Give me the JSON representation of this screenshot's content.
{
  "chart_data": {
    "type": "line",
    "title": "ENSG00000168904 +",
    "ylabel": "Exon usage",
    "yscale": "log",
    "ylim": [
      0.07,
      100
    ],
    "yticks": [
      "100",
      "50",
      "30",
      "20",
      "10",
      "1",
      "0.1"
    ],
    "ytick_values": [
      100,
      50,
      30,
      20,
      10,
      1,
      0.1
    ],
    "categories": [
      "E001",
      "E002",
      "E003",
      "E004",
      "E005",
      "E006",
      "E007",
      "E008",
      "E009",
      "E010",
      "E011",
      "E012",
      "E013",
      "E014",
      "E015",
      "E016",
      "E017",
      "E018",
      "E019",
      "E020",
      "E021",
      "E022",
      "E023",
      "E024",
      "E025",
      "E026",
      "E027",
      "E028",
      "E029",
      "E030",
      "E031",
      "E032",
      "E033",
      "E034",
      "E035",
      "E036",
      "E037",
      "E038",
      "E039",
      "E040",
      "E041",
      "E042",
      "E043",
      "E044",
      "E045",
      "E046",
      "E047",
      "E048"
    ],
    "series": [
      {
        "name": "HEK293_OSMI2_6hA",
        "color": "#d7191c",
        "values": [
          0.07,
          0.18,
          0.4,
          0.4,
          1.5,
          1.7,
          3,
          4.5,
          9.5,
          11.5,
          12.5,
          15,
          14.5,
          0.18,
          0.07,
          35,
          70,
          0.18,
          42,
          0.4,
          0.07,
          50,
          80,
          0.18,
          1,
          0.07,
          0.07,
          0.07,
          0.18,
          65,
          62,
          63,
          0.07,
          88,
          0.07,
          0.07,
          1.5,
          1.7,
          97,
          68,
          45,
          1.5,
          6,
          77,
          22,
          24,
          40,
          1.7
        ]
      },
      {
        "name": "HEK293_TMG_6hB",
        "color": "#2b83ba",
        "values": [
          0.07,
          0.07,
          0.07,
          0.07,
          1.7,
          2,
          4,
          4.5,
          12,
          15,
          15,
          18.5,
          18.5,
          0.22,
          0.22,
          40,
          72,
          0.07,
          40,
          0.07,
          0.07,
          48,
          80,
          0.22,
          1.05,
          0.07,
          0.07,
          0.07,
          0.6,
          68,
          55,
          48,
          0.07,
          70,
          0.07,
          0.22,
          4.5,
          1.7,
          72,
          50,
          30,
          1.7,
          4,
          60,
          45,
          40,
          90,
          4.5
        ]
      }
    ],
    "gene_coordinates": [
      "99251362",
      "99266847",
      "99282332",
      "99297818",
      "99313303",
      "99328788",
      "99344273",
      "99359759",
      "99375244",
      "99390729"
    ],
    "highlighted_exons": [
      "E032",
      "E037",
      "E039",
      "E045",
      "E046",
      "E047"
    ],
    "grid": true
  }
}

____

* **Aim**:
Every entry needs to be retyped exactly.

* **Exercise answer**:
Give me the JSON representation of this screenshot's content.
{
  "chart_data": {
    "type": "line",
    "title": "ENSG00000168904 +",
    "ylabel": "Exon usage",
    "yscale": "log",
    "ylim": [
      0.07,
      100
    ],
    "yticks": [
      "100",
      "50",
      "30",
      "20",
      "10",
      "1",
      "0.1"
    ],
    "ytick_values": [
      100,
      50,
      30,
      20,
      10,
      1,
      0.1
    ],
    "categories": [
      "E001",
      "E002",
      "E003",
      "E004",
      "E005",
      "E006",
      "E007",
      "E008",
      "E009",
      "E010",
      "E011",
      "E012",
      "E013",
      "E014",
      "E015",
      "E016",
      "E017",
      "E018",
      "E019",
      "E020",
      "E021",
      "E022",
      "E023",
      "E024",
      "E025",
      "E026",
      "E027",
      "E028",
      "E029",
      "E030",
      "E031",
      "E032",
      "E033",
      "E034",
      "E035",
      "E036",
      "E037",
      "E038",
      "E039",
      "E040",
      "E041",
      "E042",
      "E043",
      "E044",
      "E045",
      "E046",
      "E047",
      "E048"
    ],
    "series": [
      {
        "name": "HEK293_OSMI2_6hA",
        "color": "#d7191c",
        "values": [
          0.07,
          0.18,
          0.4,
          0.4,
          1.5,
          1.7,
          3,
          4.5,
          9.5,
          11.5,
          12.5,
          15,
          14.5,
          0.18,
          0.07,
          35,
          70,
          0.18,
          42,
          0.4,
          0.07,
          50,
          80,
          0.18,
          1,
          0.07,
          0.07,
          0.07,
          0.18,
          65,
          62,
          63,
          0.07,
          88,
          0.07,
          0.07,
          1.5,
          1.7,
          97,
          68,
          45,
          1.5,
          6,
          77,
          22,
          24,
          40,
          1.7
        ]
      },
      {
        "name": "HEK293_TMG_6hB",
        "color": "#2b83ba",
        "values": [
          0.07,
          0.07,
          0.07,
          0.07,
          1.7,
          2,
          4,
          4.5,
          12,
          15,
          15,
          18.5,
          18.5,
          0.22,
          0.22,
          40,
          72,
          0.07,
          40,
          0.07,
          0.07,
          48,
          80,
          0.22,
          1.05,
          0.07,
          0.07,
          0.07,
          0.6,
          68,
          55,
          48,
          0.07,
          70,
          0.07,
          0.22,
          4.5,
          1.7,
          72,
          50,
          30,
          1.7,
          4,
          60,
          45,
          40,
          90,
          4.5
        ]
      }
    ],
    "gene_coordinates": [
      "99251362",
      "99266847",
      "99282332",
      "99297818",
      "99313303",
      "99328788",
      "99344273",
      "99359759",
      "99375244",
      "99390729"
    ],
    "highlighted_exons": [
      "E032",
      "E037",
      "E039",
      "E045",
      "E046",
      "E047"
    ],
    "grid": true
  }
}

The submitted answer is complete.